Collected data

>>>

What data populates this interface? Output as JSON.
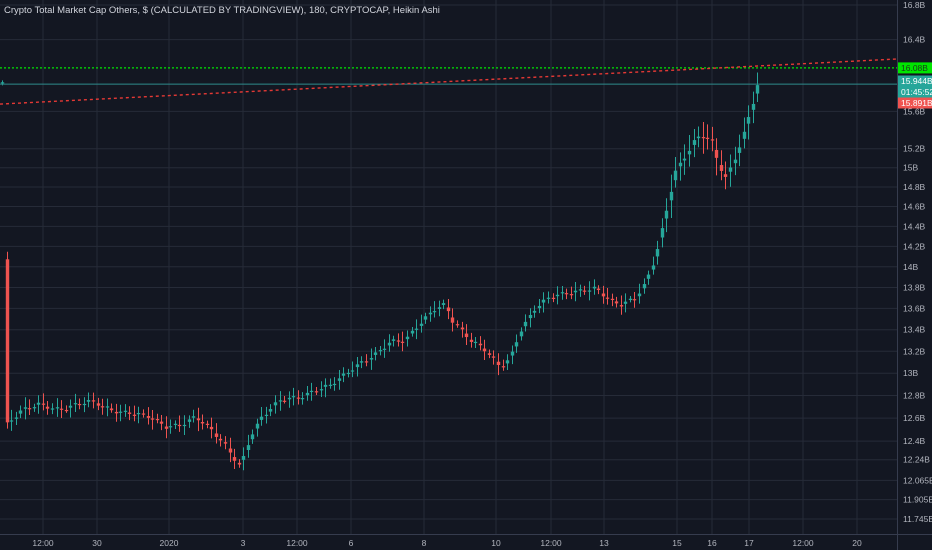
{
  "chart_data": {
    "type": "candlestick",
    "title": "Crypto Total Market Cap Others, $ (CALCULATED BY TRADINGVIEW), 180, CRYPTOCAP, Heikin Ashi",
    "y_scale": "log",
    "ylim": [
      "11.6B",
      "16.95B"
    ],
    "y_ticks": [
      "16.8B",
      "16.4B",
      "15.6B",
      "15.2B",
      "15B",
      "14.8B",
      "14.6B",
      "14.4B",
      "14.2B",
      "14B",
      "13.8B",
      "13.6B",
      "13.4B",
      "13.2B",
      "13B",
      "12.8B",
      "12.6B",
      "12.4B",
      "12.24B",
      "12.065B",
      "11.905B",
      "11.745B"
    ],
    "x_ticks": [
      "12:00",
      "30",
      "2020",
      "3",
      "12:00",
      "6",
      "8",
      "10",
      "12:00",
      "13",
      "15",
      "16",
      "17",
      "12:00",
      "20"
    ],
    "series": {
      "up_color": "#26a69a",
      "down_color": "#ef5350",
      "candles": []
    },
    "horizontal_lines": [
      {
        "value": "16.08B",
        "color": "#00e600",
        "style": "dotted"
      },
      {
        "value": "15.9B",
        "color": "#2e8b8b",
        "style": "solid"
      }
    ],
    "trend_line": {
      "from": "15.68B",
      "to": "16.18B",
      "color": "#e53935",
      "style": "dotted"
    },
    "price_tags": [
      {
        "label": "16.08B",
        "color": "#00e600",
        "text_color": "#1a3d1a"
      },
      {
        "label": "15.944B",
        "color": "#26a69a",
        "text_color": "#ffffff"
      },
      {
        "label": "01:45:52",
        "color": "#26a69a",
        "text_color": "#ffffff"
      },
      {
        "label": "15.891B",
        "color": "#ef5350",
        "text_color": "#ffffff"
      }
    ]
  }
}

<<<

## Job
Pick out, from the lines above, every one that contains the string "style".

## Task result
        "style": "dotted"
        "style": "solid"
      "style": "dotted"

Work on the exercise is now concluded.